#### Your objective
Please repeat the records below, swapping "y-tick-label" for "y-axis-label" wherever it occurs and leaving everything else unchanged.

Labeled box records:
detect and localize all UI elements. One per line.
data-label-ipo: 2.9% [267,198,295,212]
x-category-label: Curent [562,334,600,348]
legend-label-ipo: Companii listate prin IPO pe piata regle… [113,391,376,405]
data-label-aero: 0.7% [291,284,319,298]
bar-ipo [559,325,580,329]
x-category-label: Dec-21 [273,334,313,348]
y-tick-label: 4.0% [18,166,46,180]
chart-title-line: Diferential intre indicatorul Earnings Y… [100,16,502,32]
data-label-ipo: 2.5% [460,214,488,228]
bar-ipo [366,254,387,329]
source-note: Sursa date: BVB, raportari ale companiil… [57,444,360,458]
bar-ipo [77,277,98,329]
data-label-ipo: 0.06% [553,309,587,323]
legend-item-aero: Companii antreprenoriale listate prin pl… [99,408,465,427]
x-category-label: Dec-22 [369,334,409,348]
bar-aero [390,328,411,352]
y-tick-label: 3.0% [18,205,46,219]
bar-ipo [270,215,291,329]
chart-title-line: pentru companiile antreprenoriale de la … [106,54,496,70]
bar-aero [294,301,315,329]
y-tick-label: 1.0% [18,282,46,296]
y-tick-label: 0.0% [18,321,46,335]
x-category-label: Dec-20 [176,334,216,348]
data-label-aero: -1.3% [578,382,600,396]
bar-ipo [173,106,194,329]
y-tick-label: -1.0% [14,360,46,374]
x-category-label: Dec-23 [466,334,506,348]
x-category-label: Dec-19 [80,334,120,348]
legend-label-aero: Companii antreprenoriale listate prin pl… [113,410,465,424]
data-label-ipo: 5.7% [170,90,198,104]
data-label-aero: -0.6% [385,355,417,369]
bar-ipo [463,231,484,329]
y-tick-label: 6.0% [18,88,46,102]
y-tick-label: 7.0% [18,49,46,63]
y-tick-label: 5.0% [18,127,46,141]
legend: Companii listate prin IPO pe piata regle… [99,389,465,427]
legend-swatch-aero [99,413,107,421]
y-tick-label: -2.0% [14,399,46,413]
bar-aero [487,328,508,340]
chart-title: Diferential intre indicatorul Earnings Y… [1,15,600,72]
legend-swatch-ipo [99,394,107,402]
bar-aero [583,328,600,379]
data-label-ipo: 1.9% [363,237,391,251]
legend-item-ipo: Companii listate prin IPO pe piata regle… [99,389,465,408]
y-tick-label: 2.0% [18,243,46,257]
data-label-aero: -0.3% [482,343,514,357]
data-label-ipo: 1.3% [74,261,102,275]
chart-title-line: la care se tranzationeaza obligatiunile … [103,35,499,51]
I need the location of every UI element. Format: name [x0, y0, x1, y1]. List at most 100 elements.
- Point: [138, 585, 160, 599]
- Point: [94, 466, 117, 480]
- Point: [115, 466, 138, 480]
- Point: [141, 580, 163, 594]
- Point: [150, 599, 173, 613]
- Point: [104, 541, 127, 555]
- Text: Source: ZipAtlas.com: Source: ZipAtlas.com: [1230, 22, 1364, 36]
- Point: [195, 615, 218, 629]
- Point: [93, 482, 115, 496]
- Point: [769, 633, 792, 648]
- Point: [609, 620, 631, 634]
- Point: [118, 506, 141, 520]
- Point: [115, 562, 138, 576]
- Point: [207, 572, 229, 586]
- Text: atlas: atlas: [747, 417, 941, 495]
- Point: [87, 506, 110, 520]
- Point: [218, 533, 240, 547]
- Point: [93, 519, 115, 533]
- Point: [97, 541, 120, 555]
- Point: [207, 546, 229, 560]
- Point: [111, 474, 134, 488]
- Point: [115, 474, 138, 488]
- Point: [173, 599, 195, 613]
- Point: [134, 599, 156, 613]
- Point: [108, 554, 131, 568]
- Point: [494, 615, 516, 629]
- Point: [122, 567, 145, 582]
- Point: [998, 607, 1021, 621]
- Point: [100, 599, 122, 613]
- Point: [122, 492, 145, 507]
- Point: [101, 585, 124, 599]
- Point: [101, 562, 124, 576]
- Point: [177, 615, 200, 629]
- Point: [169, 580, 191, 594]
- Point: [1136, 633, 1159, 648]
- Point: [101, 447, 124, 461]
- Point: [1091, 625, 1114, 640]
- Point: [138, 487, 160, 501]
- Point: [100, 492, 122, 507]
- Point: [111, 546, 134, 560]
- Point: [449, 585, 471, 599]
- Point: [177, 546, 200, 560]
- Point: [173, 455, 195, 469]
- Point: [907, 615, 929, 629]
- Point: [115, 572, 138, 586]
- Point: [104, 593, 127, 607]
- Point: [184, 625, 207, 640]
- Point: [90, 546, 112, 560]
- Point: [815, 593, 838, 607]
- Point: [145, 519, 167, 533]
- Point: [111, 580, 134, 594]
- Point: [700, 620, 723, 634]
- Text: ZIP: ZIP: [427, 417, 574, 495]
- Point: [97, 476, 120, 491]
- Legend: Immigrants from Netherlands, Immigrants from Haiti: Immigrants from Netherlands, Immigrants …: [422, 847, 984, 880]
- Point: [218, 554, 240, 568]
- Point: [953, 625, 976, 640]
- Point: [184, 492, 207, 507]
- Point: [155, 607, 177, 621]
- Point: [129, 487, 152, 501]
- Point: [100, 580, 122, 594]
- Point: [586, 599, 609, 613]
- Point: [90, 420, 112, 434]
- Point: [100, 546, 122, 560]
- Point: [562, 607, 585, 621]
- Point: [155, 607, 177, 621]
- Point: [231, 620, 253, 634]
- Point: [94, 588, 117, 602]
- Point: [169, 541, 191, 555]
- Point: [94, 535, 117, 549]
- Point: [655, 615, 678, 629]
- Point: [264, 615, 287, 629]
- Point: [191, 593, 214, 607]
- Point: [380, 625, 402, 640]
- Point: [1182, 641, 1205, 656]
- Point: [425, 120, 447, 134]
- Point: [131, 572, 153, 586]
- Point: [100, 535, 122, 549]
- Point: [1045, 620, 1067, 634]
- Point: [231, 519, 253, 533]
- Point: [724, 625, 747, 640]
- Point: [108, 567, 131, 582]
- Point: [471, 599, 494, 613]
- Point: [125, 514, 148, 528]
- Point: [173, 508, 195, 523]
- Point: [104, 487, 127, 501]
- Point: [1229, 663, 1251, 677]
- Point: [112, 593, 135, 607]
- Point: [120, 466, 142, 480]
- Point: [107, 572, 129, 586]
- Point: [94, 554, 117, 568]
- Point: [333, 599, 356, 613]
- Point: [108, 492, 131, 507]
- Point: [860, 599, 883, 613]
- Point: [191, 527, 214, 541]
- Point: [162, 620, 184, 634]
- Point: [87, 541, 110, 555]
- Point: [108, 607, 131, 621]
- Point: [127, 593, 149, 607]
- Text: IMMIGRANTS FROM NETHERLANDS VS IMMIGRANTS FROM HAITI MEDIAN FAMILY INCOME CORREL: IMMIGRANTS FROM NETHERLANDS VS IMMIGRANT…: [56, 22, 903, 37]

#### Final answer
detect and localize all UI elements. One per line.
data-label-ipo: 2.9% [267,198,295,212]
x-category-label: Curent [562,334,600,348]
legend-label-ipo: Companii listate prin IPO pe piata regle… [113,391,376,405]
data-label-aero: 0.7% [291,284,319,298]
bar-ipo [559,325,580,329]
x-category-label: Dec-21 [273,334,313,348]
y-axis-label: 4.0% [18,166,46,180]
chart-title-line: Diferential intre indicatorul Earnings Y… [100,16,502,32]
data-label-ipo: 2.5% [460,214,488,228]
bar-ipo [366,254,387,329]
source-note: Sursa date: BVB, raportari ale companiil… [57,444,360,458]
bar-ipo [77,277,98,329]
data-label-ipo: 0.06% [553,309,587,323]
legend-item-aero: Companii antreprenoriale listate prin pl… [99,408,465,427]
x-category-label: Dec-22 [369,334,409,348]
bar-aero [390,328,411,352]
y-axis-label: 3.0% [18,205,46,219]
bar-ipo [270,215,291,329]
chart-title-line: pentru companiile antreprenoriale de la … [106,54,496,70]
bar-aero [294,301,315,329]
y-axis-label: 1.0% [18,282,46,296]
y-axis-label: 0.0% [18,321,46,335]
x-category-label: Dec-20 [176,334,216,348]
data-label-aero: -1.3% [578,382,600,396]
bar-ipo [173,106,194,329]
y-axis-label: -1.0% [14,360,46,374]
x-category-label: Dec-23 [466,334,506,348]
x-category-label: Dec-19 [80,334,120,348]
legend-label-aero: Companii antreprenoriale listate prin pl… [113,410,465,424]
data-label-ipo: 5.7% [170,90,198,104]
data-label-aero: -0.6% [385,355,417,369]
bar-ipo [463,231,484,329]
y-axis-label: 6.0% [18,88,46,102]
y-axis-label: 7.0% [18,49,46,63]
y-axis-label: 5.0% [18,127,46,141]
legend: Companii listate prin IPO pe piata regle… [99,389,465,427]
legend-swatch-aero [99,413,107,421]
y-axis-label: -2.0% [14,399,46,413]
bar-aero [487,328,508,340]
chart-title: Diferential intre indicatorul Earnings Y… [1,15,600,72]
legend-swatch-ipo [99,394,107,402]
bar-aero [583,328,600,379]
data-label-ipo: 1.9% [363,237,391,251]
legend-item-ipo: Companii listate prin IPO pe piata regle… [99,389,465,408]
y-axis-label: 2.0% [18,243,46,257]
data-label-aero: -0.3% [482,343,514,357]
data-label-ipo: 1.3% [74,261,102,275]
chart-title-line: la care se tranzationeaza obligatiunile … [103,35,499,51]
I need the location of every UI element. Format: name [x0, y0, x1, y1]. List at most 100 elements.
- Point: [138, 585, 160, 599]
- Point: [94, 466, 117, 480]
- Point: [115, 466, 138, 480]
- Point: [141, 580, 163, 594]
- Point: [150, 599, 173, 613]
- Point: [104, 541, 127, 555]
- Text: Source: ZipAtlas.com: Source: ZipAtlas.com: [1230, 22, 1364, 36]
- Point: [195, 615, 218, 629]
- Point: [93, 482, 115, 496]
- Point: [769, 633, 792, 648]
- Point: [609, 620, 631, 634]
- Point: [118, 506, 141, 520]
- Point: [115, 562, 138, 576]
- Point: [207, 572, 229, 586]
- Text: atlas: atlas: [747, 417, 941, 495]
- Point: [87, 506, 110, 520]
- Point: [218, 533, 240, 547]
- Point: [93, 519, 115, 533]
- Point: [97, 541, 120, 555]
- Point: [207, 546, 229, 560]
- Point: [111, 474, 134, 488]
- Point: [115, 474, 138, 488]
- Point: [173, 599, 195, 613]
- Point: [134, 599, 156, 613]
- Point: [108, 554, 131, 568]
- Point: [494, 615, 516, 629]
- Point: [122, 567, 145, 582]
- Point: [998, 607, 1021, 621]
- Point: [100, 599, 122, 613]
- Point: [122, 492, 145, 507]
- Point: [101, 585, 124, 599]
- Point: [101, 562, 124, 576]
- Point: [177, 615, 200, 629]
- Point: [169, 580, 191, 594]
- Point: [1136, 633, 1159, 648]
- Point: [101, 447, 124, 461]
- Point: [1091, 625, 1114, 640]
- Point: [138, 487, 160, 501]
- Point: [100, 492, 122, 507]
- Point: [111, 546, 134, 560]
- Point: [449, 585, 471, 599]
- Point: [177, 546, 200, 560]
- Point: [173, 455, 195, 469]
- Point: [907, 615, 929, 629]
- Point: [115, 572, 138, 586]
- Point: [104, 593, 127, 607]
- Point: [184, 625, 207, 640]
- Point: [90, 546, 112, 560]
- Point: [815, 593, 838, 607]
- Point: [145, 519, 167, 533]
- Point: [111, 580, 134, 594]
- Point: [700, 620, 723, 634]
- Text: ZIP: ZIP: [427, 417, 574, 495]
- Point: [97, 476, 120, 491]
- Legend: Immigrants from Netherlands, Immigrants from Haiti: Immigrants from Netherlands, Immigrants …: [422, 847, 984, 880]
- Point: [218, 554, 240, 568]
- Point: [953, 625, 976, 640]
- Point: [184, 492, 207, 507]
- Point: [155, 607, 177, 621]
- Point: [129, 487, 152, 501]
- Point: [100, 580, 122, 594]
- Point: [586, 599, 609, 613]
- Point: [90, 420, 112, 434]
- Point: [100, 546, 122, 560]
- Point: [562, 607, 585, 621]
- Point: [155, 607, 177, 621]
- Point: [231, 620, 253, 634]
- Point: [94, 588, 117, 602]
- Point: [169, 541, 191, 555]
- Point: [94, 535, 117, 549]
- Point: [655, 615, 678, 629]
- Point: [264, 615, 287, 629]
- Point: [191, 593, 214, 607]
- Point: [380, 625, 402, 640]
- Point: [1182, 641, 1205, 656]
- Point: [425, 120, 447, 134]
- Point: [131, 572, 153, 586]
- Point: [100, 535, 122, 549]
- Point: [1045, 620, 1067, 634]
- Point: [231, 519, 253, 533]
- Point: [724, 625, 747, 640]
- Point: [108, 567, 131, 582]
- Point: [471, 599, 494, 613]
- Point: [125, 514, 148, 528]
- Point: [173, 508, 195, 523]
- Point: [104, 487, 127, 501]
- Point: [1229, 663, 1251, 677]
- Point: [112, 593, 135, 607]
- Point: [120, 466, 142, 480]
- Point: [107, 572, 129, 586]
- Point: [94, 554, 117, 568]
- Point: [333, 599, 356, 613]
- Point: [108, 492, 131, 507]
- Point: [860, 599, 883, 613]
- Point: [191, 527, 214, 541]
- Point: [162, 620, 184, 634]
- Point: [87, 541, 110, 555]
- Point: [108, 607, 131, 621]
- Point: [127, 593, 149, 607]
- Text: IMMIGRANTS FROM NETHERLANDS VS IMMIGRANTS FROM HAITI MEDIAN FAMILY INCOME CORREL: IMMIGRANTS FROM NETHERLANDS VS IMMIGRANT…: [56, 22, 903, 37]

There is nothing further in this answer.